** START OF RECORDS **

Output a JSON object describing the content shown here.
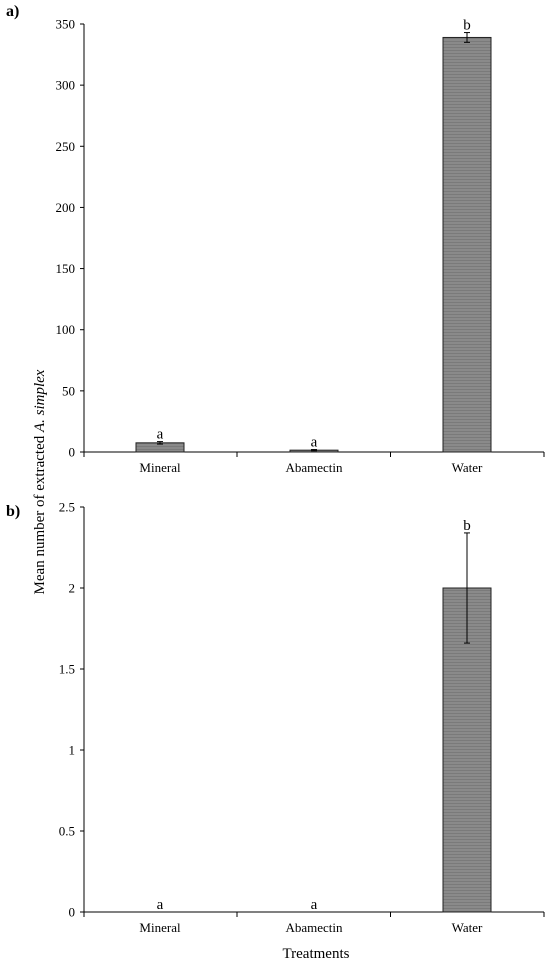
{
  "figure": {
    "ylabel_prefix": "Mean number of extracted ",
    "ylabel_species": "A. simplex",
    "xlabel": "Treatments"
  },
  "chart_data": [
    {
      "type": "bar",
      "panel_label": "a)",
      "categories": [
        "Mineral",
        "Abamectin",
        "Water"
      ],
      "values": [
        7.5,
        1.5,
        339
      ],
      "error": [
        1.0,
        0.5,
        4.0
      ],
      "significance": [
        "a",
        "a",
        "b"
      ],
      "ylim": [
        0,
        350
      ],
      "yticks": [
        0,
        50,
        100,
        150,
        200,
        250,
        300,
        350
      ],
      "ytick_labels": [
        "0",
        "50",
        "100",
        "150",
        "200",
        "250",
        "300",
        "350"
      ],
      "grid": false,
      "bar_color": "#808080"
    },
    {
      "type": "bar",
      "panel_label": "b)",
      "categories": [
        "Mineral",
        "Abamectin",
        "Water"
      ],
      "values": [
        0,
        0,
        2.0
      ],
      "error": [
        0,
        0,
        0.34
      ],
      "significance": [
        "a",
        "a",
        "b"
      ],
      "ylim": [
        0,
        2.5
      ],
      "yticks": [
        0,
        0.5,
        1,
        1.5,
        2,
        2.5
      ],
      "ytick_labels": [
        "0",
        "0.5",
        "1",
        "1.5",
        "2",
        "2.5"
      ],
      "grid": false,
      "bar_color": "#808080"
    }
  ]
}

** END OF RECORDS **

-- EXERCISE OBJECTIVE --
The entries above should be reproduced exactly, without their pictures.

-- CORRECT OUTPUT --
Output a JSON object describing the content shown here.
{
  "figure": {
    "ylabel_prefix": "Mean number of extracted ",
    "ylabel_species": "A. simplex",
    "xlabel": "Treatments"
  },
  "chart_data": [
    {
      "type": "bar",
      "panel_label": "a)",
      "categories": [
        "Mineral",
        "Abamectin",
        "Water"
      ],
      "values": [
        7.5,
        1.5,
        339
      ],
      "error": [
        1.0,
        0.5,
        4.0
      ],
      "significance": [
        "a",
        "a",
        "b"
      ],
      "ylim": [
        0,
        350
      ],
      "yticks": [
        0,
        50,
        100,
        150,
        200,
        250,
        300,
        350
      ],
      "ytick_labels": [
        "0",
        "50",
        "100",
        "150",
        "200",
        "250",
        "300",
        "350"
      ],
      "grid": false,
      "bar_color": "#808080"
    },
    {
      "type": "bar",
      "panel_label": "b)",
      "categories": [
        "Mineral",
        "Abamectin",
        "Water"
      ],
      "values": [
        0,
        0,
        2.0
      ],
      "error": [
        0,
        0,
        0.34
      ],
      "significance": [
        "a",
        "a",
        "b"
      ],
      "ylim": [
        0,
        2.5
      ],
      "yticks": [
        0,
        0.5,
        1,
        1.5,
        2,
        2.5
      ],
      "ytick_labels": [
        "0",
        "0.5",
        "1",
        "1.5",
        "2",
        "2.5"
      ],
      "grid": false,
      "bar_color": "#808080"
    }
  ]
}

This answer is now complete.